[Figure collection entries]
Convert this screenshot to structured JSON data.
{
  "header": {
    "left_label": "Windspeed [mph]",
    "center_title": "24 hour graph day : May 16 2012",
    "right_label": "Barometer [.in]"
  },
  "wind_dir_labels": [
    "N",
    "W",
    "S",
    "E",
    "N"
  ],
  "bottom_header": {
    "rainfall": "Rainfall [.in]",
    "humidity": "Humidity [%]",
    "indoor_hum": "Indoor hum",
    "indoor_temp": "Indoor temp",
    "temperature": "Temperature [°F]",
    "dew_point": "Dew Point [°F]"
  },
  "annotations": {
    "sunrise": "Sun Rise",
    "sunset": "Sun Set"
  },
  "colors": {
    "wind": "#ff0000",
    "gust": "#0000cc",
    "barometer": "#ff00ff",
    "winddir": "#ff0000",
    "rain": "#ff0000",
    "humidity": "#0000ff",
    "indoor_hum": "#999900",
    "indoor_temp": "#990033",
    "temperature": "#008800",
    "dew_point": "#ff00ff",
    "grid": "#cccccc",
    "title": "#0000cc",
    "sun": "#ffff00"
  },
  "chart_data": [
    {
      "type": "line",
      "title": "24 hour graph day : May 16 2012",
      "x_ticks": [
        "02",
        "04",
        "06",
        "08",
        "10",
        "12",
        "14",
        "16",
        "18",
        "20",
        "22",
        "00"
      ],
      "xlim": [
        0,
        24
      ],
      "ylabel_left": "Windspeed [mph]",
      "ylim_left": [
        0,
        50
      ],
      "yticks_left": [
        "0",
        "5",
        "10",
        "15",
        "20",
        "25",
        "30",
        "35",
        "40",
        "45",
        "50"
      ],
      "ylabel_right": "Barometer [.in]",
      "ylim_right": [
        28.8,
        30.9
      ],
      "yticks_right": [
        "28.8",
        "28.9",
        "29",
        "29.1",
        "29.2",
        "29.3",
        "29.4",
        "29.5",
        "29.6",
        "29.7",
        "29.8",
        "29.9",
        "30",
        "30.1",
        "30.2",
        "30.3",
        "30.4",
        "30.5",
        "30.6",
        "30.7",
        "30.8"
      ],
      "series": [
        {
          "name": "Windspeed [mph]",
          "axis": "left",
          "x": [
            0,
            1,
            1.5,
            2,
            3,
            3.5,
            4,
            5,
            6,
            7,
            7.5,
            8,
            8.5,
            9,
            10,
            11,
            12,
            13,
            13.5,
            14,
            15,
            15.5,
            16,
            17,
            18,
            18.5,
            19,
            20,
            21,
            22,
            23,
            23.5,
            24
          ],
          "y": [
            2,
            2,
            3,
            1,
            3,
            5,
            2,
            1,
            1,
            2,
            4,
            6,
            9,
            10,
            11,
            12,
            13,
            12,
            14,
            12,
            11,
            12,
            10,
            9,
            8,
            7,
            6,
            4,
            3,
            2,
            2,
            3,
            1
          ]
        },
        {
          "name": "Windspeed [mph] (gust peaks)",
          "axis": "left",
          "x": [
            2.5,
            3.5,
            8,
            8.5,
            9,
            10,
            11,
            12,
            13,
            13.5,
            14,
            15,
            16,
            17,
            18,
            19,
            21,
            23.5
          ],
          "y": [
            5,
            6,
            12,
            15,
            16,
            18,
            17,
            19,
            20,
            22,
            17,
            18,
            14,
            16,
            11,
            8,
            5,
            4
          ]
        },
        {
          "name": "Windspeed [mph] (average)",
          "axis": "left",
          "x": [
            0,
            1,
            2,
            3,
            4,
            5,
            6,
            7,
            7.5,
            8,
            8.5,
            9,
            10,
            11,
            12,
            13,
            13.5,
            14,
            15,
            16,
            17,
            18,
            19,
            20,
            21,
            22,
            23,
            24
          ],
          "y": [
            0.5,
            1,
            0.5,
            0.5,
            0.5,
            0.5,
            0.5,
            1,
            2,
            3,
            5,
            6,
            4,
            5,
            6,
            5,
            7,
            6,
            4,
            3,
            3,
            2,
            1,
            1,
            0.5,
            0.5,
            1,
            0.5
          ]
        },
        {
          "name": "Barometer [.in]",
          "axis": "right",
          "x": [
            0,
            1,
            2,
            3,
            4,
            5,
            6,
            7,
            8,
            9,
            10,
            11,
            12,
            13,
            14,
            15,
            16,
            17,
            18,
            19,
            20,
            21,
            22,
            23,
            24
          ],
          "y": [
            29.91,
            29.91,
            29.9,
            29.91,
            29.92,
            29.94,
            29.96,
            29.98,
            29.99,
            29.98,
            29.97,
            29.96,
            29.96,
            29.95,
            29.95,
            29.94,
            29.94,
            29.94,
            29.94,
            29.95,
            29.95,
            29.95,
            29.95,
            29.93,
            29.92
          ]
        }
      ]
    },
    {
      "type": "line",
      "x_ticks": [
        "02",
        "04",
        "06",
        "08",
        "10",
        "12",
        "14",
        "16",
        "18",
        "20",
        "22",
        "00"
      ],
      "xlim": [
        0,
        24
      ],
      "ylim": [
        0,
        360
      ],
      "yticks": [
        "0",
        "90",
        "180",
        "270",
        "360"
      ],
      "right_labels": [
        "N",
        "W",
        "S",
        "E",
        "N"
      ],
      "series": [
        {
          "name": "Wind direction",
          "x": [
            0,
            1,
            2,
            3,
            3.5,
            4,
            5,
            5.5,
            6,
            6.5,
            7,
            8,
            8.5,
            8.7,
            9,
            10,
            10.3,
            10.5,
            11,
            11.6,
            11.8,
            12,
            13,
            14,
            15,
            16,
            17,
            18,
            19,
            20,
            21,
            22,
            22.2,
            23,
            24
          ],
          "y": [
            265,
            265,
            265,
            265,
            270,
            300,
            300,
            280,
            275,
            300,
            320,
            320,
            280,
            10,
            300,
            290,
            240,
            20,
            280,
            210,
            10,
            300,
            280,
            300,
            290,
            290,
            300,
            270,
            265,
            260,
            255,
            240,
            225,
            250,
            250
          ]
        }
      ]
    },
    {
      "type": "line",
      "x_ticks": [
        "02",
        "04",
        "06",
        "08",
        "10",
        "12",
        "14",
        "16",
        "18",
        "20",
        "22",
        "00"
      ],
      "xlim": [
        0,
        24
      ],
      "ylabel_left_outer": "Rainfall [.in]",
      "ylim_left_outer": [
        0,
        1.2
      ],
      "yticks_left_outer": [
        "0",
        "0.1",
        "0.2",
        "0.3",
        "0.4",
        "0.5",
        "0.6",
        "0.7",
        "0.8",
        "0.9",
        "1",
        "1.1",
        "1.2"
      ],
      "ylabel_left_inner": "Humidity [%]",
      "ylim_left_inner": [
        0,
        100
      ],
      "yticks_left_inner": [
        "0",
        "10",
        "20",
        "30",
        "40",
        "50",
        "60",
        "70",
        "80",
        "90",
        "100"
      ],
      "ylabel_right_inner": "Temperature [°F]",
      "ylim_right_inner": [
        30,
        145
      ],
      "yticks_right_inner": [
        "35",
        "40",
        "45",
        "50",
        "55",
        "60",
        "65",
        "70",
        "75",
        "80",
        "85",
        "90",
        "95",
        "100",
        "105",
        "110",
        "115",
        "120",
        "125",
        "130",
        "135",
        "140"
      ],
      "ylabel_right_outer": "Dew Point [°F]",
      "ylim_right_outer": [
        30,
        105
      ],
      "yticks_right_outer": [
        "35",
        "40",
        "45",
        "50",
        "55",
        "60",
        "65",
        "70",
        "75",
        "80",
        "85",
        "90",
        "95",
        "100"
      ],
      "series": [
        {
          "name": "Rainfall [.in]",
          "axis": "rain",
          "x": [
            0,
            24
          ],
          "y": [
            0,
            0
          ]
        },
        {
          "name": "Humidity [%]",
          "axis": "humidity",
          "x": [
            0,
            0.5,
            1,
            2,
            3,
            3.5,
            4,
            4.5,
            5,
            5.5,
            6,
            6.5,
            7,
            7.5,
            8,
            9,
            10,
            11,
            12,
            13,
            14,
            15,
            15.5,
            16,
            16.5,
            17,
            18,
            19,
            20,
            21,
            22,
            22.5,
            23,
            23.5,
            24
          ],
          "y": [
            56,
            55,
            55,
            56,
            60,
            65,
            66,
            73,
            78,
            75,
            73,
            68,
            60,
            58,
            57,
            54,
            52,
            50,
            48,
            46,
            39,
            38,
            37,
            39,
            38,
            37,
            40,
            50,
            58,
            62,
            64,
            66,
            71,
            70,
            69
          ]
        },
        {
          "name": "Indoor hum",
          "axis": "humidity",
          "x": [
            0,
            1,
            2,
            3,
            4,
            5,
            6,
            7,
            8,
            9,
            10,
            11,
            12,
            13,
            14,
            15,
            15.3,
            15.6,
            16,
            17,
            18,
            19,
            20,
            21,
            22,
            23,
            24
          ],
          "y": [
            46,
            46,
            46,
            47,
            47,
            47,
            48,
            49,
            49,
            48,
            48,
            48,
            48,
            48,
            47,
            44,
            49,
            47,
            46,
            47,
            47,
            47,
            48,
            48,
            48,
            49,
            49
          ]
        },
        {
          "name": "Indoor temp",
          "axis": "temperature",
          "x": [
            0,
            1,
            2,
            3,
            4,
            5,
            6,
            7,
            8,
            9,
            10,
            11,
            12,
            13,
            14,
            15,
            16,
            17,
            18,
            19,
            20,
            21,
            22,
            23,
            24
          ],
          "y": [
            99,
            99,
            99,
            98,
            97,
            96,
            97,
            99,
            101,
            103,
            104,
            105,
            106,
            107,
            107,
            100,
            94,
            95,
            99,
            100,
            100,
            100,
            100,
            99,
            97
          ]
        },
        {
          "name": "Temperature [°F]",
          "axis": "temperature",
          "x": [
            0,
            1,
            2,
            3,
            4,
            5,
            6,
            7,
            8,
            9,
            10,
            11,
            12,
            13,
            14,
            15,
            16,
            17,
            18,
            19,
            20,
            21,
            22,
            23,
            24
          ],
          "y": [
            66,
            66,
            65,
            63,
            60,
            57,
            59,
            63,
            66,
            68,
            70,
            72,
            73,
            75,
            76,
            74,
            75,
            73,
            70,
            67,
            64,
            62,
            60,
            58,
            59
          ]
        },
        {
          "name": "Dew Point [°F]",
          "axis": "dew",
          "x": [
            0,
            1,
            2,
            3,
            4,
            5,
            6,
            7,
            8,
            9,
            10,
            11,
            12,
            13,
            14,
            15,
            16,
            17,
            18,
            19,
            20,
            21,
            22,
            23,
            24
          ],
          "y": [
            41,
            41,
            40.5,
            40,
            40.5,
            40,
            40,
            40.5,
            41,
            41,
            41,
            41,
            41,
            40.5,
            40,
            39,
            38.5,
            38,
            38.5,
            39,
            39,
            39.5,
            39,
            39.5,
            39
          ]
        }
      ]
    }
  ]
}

• Your objective
Copy out each line of the data containing the string "Rainfall".

• Correct response
    "rainfall": "Rainfall [.in]",
      "ylabel_left_outer": "Rainfall [.in]",
          "name": "Rainfall [.in]",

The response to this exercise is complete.